Exercise brief. From the listing below, pull out every line where the string "Acetone" appears.

Record set.
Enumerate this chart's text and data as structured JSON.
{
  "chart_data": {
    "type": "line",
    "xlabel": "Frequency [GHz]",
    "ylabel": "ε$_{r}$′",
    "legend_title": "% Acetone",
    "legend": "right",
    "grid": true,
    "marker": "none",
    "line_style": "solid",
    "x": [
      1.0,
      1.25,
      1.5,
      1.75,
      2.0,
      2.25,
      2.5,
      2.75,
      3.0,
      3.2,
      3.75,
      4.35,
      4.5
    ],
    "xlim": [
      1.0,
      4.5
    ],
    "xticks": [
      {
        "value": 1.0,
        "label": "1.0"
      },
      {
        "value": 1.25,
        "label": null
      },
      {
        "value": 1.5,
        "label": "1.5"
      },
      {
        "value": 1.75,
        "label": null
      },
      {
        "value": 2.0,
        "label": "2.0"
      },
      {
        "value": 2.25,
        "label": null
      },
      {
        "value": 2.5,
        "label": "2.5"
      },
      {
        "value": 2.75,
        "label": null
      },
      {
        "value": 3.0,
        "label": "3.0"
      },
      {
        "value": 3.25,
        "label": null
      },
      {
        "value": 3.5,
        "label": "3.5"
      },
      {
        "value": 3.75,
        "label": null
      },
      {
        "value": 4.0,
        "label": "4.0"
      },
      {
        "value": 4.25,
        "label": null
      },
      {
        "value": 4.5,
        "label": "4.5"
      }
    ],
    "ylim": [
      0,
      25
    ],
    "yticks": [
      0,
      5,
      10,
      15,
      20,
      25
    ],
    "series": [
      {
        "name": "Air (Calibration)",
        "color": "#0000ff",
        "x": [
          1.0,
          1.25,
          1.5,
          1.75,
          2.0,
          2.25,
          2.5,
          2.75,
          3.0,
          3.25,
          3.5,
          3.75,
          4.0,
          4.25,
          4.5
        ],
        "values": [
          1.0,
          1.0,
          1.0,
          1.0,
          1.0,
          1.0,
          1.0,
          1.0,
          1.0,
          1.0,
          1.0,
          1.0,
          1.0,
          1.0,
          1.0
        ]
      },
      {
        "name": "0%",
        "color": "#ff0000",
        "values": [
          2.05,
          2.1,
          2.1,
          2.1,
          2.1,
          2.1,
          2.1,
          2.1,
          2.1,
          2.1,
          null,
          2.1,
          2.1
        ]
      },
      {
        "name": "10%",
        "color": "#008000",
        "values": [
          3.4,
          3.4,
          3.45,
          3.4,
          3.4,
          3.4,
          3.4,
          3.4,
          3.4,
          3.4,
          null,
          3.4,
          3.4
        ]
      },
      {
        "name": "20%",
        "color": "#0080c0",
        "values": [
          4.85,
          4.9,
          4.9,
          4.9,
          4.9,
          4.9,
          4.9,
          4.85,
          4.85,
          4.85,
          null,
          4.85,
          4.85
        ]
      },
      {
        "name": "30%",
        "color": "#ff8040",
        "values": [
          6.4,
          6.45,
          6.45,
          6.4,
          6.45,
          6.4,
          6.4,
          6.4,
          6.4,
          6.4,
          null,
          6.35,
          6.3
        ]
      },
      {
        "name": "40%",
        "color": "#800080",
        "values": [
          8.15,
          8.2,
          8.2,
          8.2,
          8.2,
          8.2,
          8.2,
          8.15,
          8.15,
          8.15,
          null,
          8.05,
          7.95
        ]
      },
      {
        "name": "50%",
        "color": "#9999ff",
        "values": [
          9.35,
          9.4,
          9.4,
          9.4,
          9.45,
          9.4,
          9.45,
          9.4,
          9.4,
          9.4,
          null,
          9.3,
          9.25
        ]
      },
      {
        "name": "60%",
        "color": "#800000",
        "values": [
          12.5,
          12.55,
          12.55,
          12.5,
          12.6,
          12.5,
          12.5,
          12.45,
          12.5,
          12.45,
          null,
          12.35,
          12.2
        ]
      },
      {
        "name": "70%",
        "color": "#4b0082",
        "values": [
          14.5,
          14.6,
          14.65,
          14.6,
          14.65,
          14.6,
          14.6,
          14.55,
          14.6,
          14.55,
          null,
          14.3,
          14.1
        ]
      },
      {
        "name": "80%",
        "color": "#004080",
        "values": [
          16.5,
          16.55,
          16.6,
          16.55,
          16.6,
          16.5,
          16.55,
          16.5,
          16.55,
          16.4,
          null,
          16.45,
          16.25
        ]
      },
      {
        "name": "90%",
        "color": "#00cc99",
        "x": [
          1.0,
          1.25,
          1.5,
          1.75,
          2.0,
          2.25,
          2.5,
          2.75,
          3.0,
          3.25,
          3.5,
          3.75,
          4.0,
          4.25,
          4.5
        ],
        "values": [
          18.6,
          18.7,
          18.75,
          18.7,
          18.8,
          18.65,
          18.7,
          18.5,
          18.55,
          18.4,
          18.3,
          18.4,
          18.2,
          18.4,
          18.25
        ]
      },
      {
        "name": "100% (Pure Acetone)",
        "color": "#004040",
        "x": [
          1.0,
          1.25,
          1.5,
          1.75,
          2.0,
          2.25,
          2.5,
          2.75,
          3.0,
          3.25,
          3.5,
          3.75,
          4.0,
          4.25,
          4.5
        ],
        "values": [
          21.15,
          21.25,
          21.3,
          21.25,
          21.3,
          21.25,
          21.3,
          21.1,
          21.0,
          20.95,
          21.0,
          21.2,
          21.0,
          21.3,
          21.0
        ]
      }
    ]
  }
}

Output of the task.
    "legend_title": "% Acetone",
        "name": "100% (Pure Acetone)",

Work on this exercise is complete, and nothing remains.